• **SET EXERCISE**
Look through the entries below and count the lines with the word "this" in them; give only the number.
'''
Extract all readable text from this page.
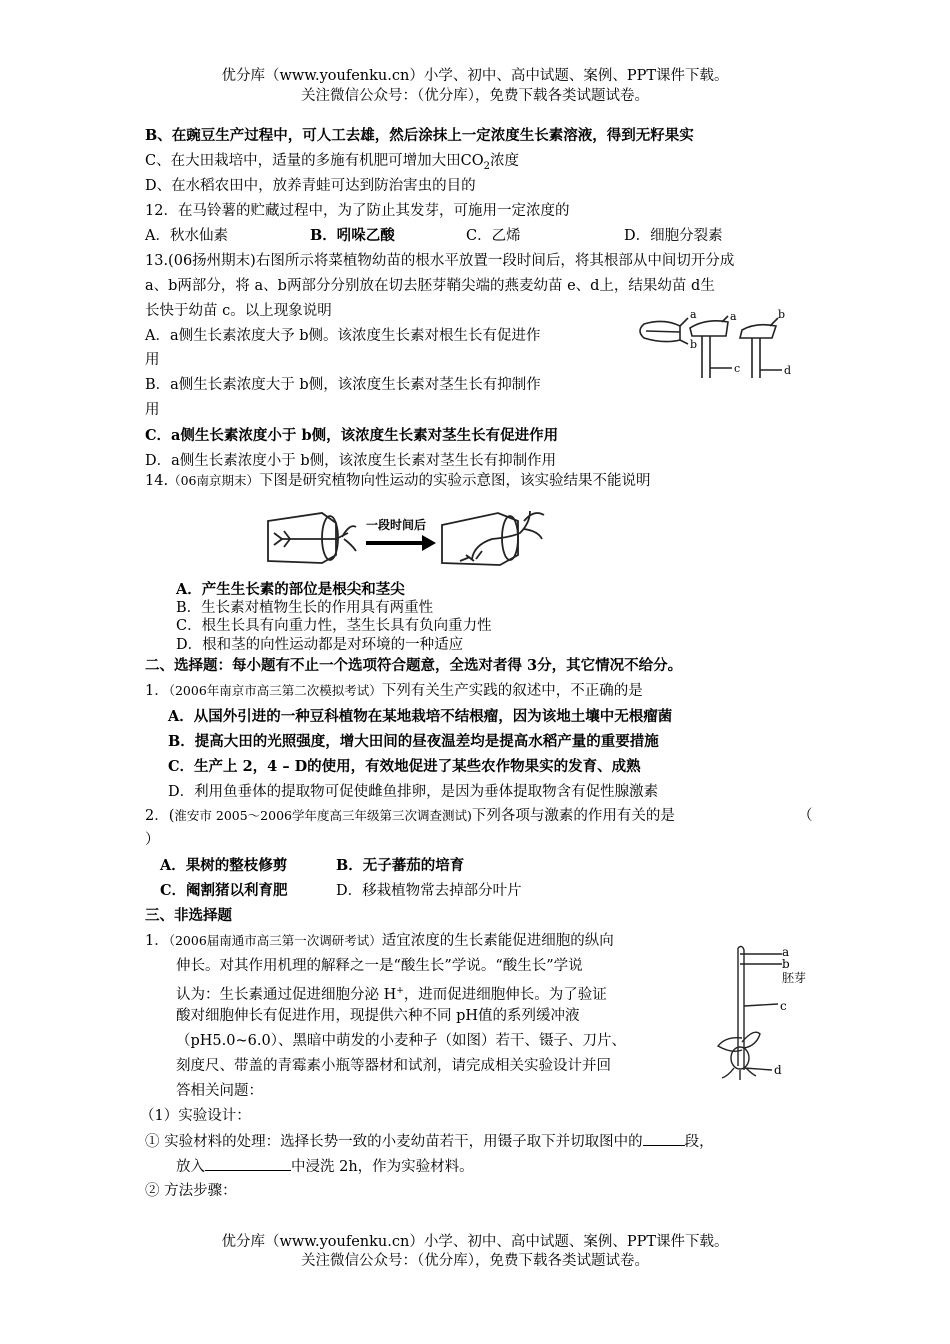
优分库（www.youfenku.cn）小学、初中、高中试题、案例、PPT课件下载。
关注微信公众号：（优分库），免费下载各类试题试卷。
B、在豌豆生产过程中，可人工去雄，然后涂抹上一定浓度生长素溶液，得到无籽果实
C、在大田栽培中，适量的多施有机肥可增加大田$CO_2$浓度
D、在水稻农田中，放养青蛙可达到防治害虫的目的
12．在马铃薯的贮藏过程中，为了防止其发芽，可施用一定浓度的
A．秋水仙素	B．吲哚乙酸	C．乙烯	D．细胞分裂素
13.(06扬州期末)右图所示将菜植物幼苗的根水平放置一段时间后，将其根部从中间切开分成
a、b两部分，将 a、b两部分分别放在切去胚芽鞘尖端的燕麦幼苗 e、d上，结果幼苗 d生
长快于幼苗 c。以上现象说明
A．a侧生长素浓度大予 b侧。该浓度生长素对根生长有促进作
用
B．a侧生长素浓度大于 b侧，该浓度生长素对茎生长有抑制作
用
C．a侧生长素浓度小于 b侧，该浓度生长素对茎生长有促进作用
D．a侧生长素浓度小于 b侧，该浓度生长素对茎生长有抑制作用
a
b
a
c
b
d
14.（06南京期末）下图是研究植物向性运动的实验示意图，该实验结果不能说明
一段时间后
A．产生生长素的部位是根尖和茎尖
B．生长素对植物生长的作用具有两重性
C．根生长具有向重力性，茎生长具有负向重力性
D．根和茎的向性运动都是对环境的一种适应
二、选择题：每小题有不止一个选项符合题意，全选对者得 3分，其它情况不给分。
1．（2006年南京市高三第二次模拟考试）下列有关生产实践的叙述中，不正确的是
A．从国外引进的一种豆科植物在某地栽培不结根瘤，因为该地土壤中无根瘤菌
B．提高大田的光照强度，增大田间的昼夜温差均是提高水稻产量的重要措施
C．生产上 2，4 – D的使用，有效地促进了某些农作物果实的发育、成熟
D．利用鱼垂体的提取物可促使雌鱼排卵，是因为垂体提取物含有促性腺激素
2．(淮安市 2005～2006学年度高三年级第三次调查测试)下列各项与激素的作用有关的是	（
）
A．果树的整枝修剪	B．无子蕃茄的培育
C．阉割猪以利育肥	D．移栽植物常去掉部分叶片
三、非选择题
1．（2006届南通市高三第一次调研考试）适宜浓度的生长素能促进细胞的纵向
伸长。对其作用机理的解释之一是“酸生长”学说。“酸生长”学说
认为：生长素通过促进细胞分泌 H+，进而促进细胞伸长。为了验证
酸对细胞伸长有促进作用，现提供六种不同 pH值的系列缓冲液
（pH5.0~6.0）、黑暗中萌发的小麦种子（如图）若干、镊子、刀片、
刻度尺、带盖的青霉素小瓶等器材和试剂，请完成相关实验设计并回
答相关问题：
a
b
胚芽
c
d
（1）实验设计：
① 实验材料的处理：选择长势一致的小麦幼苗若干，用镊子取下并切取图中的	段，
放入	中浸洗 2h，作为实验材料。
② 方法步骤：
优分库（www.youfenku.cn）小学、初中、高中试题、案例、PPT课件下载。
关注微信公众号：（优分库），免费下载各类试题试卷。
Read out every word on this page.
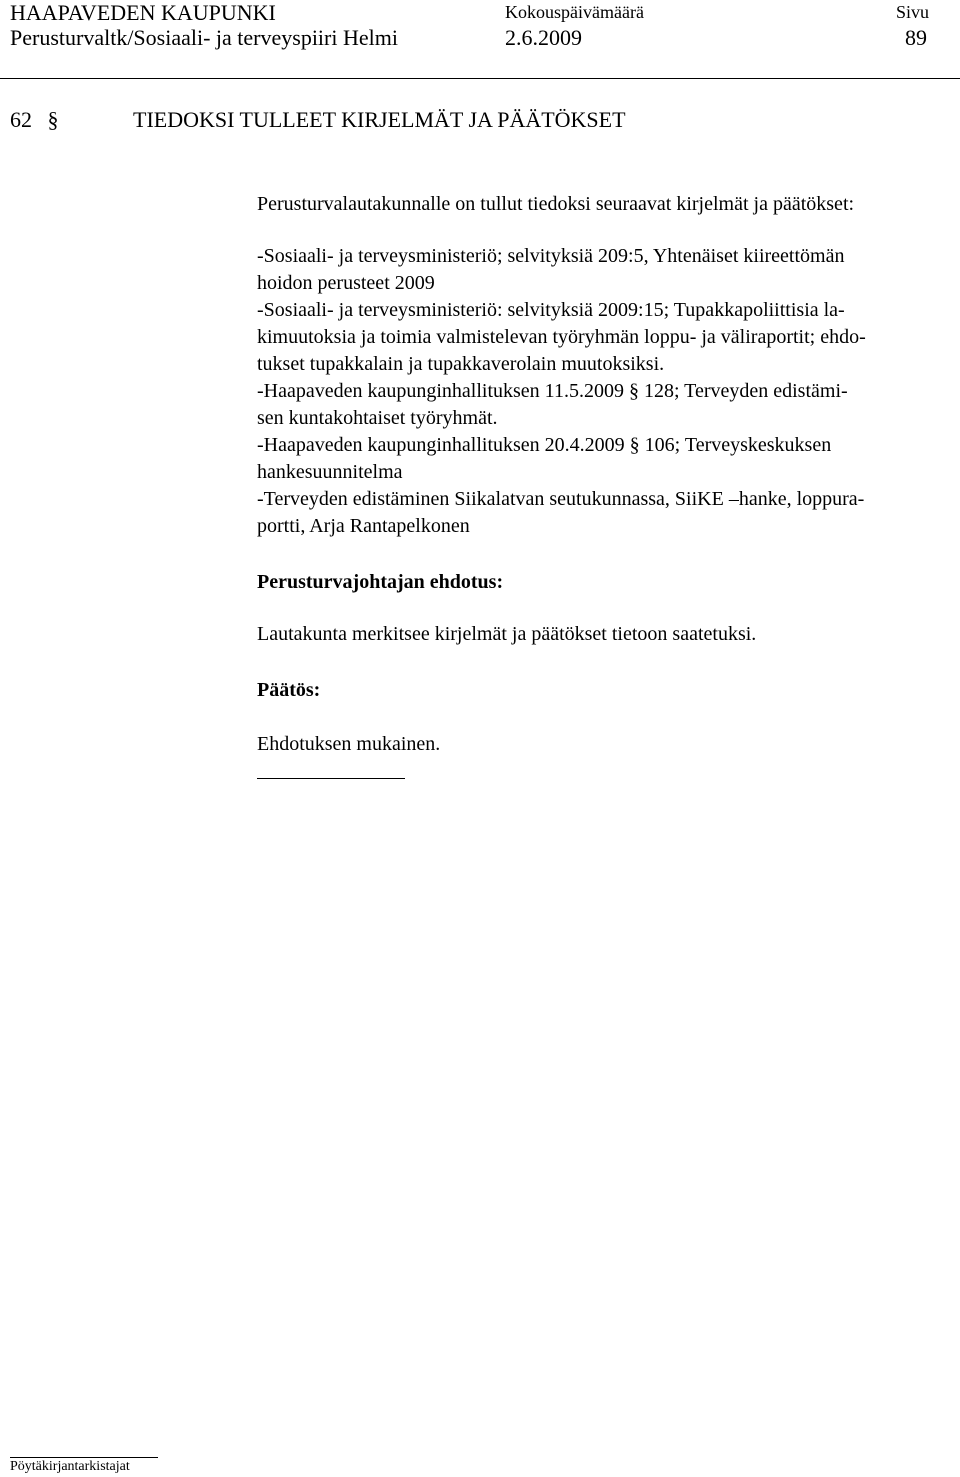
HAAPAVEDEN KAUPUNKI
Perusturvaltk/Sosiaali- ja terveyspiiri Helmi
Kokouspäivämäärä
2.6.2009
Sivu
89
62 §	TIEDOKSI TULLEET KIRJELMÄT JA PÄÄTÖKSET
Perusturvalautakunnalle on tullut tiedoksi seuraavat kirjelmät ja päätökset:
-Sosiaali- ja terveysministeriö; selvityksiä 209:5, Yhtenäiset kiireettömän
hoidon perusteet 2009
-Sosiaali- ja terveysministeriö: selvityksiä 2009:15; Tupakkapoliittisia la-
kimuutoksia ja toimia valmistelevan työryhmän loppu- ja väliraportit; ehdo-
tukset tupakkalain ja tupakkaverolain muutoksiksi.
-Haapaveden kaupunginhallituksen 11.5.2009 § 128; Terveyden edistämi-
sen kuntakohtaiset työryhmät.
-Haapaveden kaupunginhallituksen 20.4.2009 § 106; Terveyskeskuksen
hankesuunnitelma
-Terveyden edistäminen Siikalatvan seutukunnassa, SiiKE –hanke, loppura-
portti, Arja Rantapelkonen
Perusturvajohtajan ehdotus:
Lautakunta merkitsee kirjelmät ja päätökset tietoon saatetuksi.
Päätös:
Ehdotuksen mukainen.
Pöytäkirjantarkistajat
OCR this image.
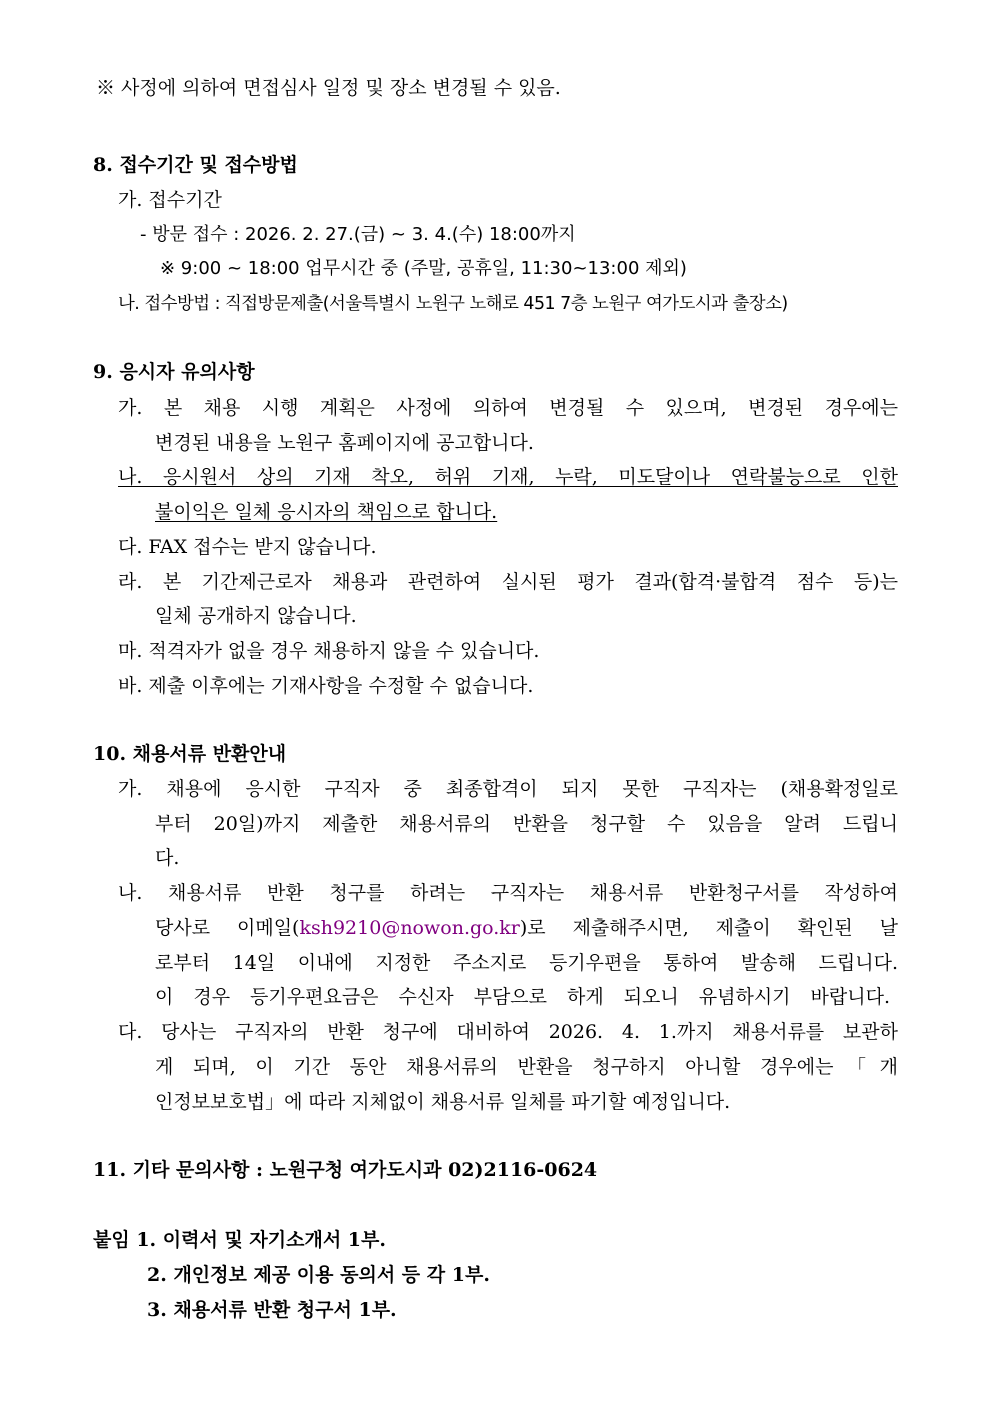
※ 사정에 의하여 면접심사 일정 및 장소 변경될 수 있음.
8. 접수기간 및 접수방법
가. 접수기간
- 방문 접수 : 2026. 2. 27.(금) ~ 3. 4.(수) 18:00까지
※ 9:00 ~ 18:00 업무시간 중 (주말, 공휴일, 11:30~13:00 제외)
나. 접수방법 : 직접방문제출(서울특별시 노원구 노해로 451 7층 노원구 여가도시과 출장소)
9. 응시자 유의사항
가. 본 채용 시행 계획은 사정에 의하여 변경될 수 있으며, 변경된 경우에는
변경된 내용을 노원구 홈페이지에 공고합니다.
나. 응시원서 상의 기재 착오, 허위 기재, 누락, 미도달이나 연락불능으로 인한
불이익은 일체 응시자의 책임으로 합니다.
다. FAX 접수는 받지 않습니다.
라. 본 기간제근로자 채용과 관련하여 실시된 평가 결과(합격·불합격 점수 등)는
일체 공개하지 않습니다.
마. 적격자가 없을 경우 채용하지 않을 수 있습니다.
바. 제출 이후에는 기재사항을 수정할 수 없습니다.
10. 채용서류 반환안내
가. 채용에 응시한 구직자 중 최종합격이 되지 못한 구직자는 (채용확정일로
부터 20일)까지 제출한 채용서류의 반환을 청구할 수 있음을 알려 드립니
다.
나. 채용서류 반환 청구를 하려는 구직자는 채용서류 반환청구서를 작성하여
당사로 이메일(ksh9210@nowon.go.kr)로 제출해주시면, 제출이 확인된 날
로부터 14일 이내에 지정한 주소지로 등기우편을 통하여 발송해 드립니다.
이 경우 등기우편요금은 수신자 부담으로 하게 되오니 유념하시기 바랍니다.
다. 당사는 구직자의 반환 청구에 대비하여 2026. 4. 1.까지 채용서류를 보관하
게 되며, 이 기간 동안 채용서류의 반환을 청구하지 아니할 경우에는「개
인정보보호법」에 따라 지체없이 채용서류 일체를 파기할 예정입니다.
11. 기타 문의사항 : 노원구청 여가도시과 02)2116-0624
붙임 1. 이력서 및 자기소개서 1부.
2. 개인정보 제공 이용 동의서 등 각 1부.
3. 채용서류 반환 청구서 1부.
'''
• **CORRECT OUTPUT**
3